* Start DATA EXTRACT *

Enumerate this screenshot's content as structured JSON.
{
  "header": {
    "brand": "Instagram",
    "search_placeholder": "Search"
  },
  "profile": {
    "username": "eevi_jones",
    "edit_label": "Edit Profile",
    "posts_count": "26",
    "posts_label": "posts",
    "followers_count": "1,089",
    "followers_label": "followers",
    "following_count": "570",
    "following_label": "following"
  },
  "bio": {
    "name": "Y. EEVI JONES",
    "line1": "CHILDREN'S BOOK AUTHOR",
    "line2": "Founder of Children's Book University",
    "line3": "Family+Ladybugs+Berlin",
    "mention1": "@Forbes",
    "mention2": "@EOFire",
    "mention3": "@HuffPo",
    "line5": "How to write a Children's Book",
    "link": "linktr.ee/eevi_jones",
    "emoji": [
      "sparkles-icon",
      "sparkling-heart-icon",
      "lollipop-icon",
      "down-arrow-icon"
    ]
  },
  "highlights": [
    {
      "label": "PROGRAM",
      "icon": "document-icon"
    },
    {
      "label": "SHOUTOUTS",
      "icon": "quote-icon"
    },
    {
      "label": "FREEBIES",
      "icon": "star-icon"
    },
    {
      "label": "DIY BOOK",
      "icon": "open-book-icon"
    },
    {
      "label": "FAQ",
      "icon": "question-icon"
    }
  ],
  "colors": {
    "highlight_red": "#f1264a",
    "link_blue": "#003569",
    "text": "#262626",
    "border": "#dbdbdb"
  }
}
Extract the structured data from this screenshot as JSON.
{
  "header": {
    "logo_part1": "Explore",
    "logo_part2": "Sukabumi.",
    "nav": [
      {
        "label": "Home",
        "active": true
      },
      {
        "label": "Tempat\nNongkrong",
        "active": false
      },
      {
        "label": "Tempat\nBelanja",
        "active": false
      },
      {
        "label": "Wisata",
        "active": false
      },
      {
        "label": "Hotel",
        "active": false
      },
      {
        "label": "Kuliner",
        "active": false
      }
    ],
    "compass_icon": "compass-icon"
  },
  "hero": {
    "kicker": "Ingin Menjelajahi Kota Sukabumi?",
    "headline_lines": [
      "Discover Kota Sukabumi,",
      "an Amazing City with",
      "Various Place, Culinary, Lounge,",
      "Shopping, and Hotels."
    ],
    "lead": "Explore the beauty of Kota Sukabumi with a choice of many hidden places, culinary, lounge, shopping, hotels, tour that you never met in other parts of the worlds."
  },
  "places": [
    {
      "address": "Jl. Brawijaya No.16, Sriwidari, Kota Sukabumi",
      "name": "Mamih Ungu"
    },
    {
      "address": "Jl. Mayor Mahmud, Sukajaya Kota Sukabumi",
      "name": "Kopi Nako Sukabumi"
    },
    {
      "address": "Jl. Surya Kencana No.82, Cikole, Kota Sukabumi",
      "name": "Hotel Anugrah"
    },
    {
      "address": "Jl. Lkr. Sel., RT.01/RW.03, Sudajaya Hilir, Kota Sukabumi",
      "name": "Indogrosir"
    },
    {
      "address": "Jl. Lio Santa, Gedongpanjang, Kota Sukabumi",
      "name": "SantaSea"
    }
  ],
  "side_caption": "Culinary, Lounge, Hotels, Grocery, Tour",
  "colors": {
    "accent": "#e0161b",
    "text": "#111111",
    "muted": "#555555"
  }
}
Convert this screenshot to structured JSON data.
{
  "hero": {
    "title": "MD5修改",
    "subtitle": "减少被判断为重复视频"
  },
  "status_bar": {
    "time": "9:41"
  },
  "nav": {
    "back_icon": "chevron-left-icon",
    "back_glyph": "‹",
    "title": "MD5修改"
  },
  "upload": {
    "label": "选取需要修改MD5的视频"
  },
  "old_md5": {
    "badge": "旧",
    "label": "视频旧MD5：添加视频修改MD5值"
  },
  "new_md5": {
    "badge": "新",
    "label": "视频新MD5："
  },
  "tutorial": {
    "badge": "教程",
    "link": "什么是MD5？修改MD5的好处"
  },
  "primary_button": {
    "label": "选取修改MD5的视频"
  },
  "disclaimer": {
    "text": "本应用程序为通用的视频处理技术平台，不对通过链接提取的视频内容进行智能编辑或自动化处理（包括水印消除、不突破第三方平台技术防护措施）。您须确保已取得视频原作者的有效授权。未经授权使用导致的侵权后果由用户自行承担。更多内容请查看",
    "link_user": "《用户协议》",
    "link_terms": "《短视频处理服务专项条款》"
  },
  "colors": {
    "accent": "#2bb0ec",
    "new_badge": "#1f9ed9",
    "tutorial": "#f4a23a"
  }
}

* End DATA EXTRACT *

Write out the material exactly as given.

## [THE SOLUTION]
Enumerate this screenshot's content as structured JSON.
{
  "header": {
    "brand": "Instagram",
    "search_placeholder": "Search"
  },
  "profile": {
    "username": "eevi_jones",
    "edit_label": "Edit Profile",
    "posts_count": "26",
    "posts_label": "posts",
    "followers_count": "1,089",
    "followers_label": "followers",
    "following_count": "570",
    "following_label": "following"
  },
  "bio": {
    "name": "Y. EEVI JONES",
    "line1": "CHILDREN'S BOOK AUTHOR",
    "line2": "Founder of Children's Book University",
    "line3": "Family+Ladybugs+Berlin",
    "mention1": "@Forbes",
    "mention2": "@EOFire",
    "mention3": "@HuffPo",
    "line5": "How to write a Children's Book",
    "link": "linktr.ee/eevi_jones",
    "emoji": [
      "sparkles-icon",
      "sparkling-heart-icon",
      "lollipop-icon",
      "down-arrow-icon"
    ]
  },
  "highlights": [
    {
      "label": "PROGRAM",
      "icon": "document-icon"
    },
    {
      "label": "SHOUTOUTS",
      "icon": "quote-icon"
    },
    {
      "label": "FREEBIES",
      "icon": "star-icon"
    },
    {
      "label": "DIY BOOK",
      "icon": "open-book-icon"
    },
    {
      "label": "FAQ",
      "icon": "question-icon"
    }
  ],
  "colors": {
    "highlight_red": "#f1264a",
    "link_blue": "#003569",
    "text": "#262626",
    "border": "#dbdbdb"
  }
}
Extract the structured data from this screenshot as JSON.
{
  "header": {
    "logo_part1": "Explore",
    "logo_part2": "Sukabumi.",
    "nav": [
      {
        "label": "Home",
        "active": true
      },
      {
        "label": "Tempat\nNongkrong",
        "active": false
      },
      {
        "label": "Tempat\nBelanja",
        "active": false
      },
      {
        "label": "Wisata",
        "active": false
      },
      {
        "label": "Hotel",
        "active": false
      },
      {
        "label": "Kuliner",
        "active": false
      }
    ],
    "compass_icon": "compass-icon"
  },
  "hero": {
    "kicker": "Ingin Menjelajahi Kota Sukabumi?",
    "headline_lines": [
      "Discover Kota Sukabumi,",
      "an Amazing City with",
      "Various Place, Culinary, Lounge,",
      "Shopping, and Hotels."
    ],
    "lead": "Explore the beauty of Kota Sukabumi with a choice of many hidden places, culinary, lounge, shopping, hotels, tour that you never met in other parts of the worlds."
  },
  "places": [
    {
      "address": "Jl. Brawijaya No.16, Sriwidari, Kota Sukabumi",
      "name": "Mamih Ungu"
    },
    {
      "address": "Jl. Mayor Mahmud, Sukajaya Kota Sukabumi",
      "name": "Kopi Nako Sukabumi"
    },
    {
      "address": "Jl. Surya Kencana No.82, Cikole, Kota Sukabumi",
      "name": "Hotel Anugrah"
    },
    {
      "address": "Jl. Lkr. Sel., RT.01/RW.03, Sudajaya Hilir, Kota Sukabumi",
      "name": "Indogrosir"
    },
    {
      "address": "Jl. Lio Santa, Gedongpanjang, Kota Sukabumi",
      "name": "SantaSea"
    }
  ],
  "side_caption": "Culinary, Lounge, Hotels, Grocery, Tour",
  "colors": {
    "accent": "#e0161b",
    "text": "#111111",
    "muted": "#555555"
  }
}
Convert this screenshot to structured JSON data.
{
  "hero": {
    "title": "MD5修改",
    "subtitle": "减少被判断为重复视频"
  },
  "status_bar": {
    "time": "9:41"
  },
  "nav": {
    "back_icon": "chevron-left-icon",
    "back_glyph": "‹",
    "title": "MD5修改"
  },
  "upload": {
    "label": "选取需要修改MD5的视频"
  },
  "old_md5": {
    "badge": "旧",
    "label": "视频旧MD5：添加视频修改MD5值"
  },
  "new_md5": {
    "badge": "新",
    "label": "视频新MD5："
  },
  "tutorial": {
    "badge": "教程",
    "link": "什么是MD5？修改MD5的好处"
  },
  "primary_button": {
    "label": "选取修改MD5的视频"
  },
  "disclaimer": {
    "text": "本应用程序为通用的视频处理技术平台，不对通过链接提取的视频内容进行智能编辑或自动化处理（包括水印消除、不突破第三方平台技术防护措施）。您须确保已取得视频原作者的有效授权。未经授权使用导致的侵权后果由用户自行承担。更多内容请查看",
    "link_user": "《用户协议》",
    "link_terms": "《短视频处理服务专项条款》"
  },
  "colors": {
    "accent": "#2bb0ec",
    "new_badge": "#1f9ed9",
    "tutorial": "#f4a23a"
  }
}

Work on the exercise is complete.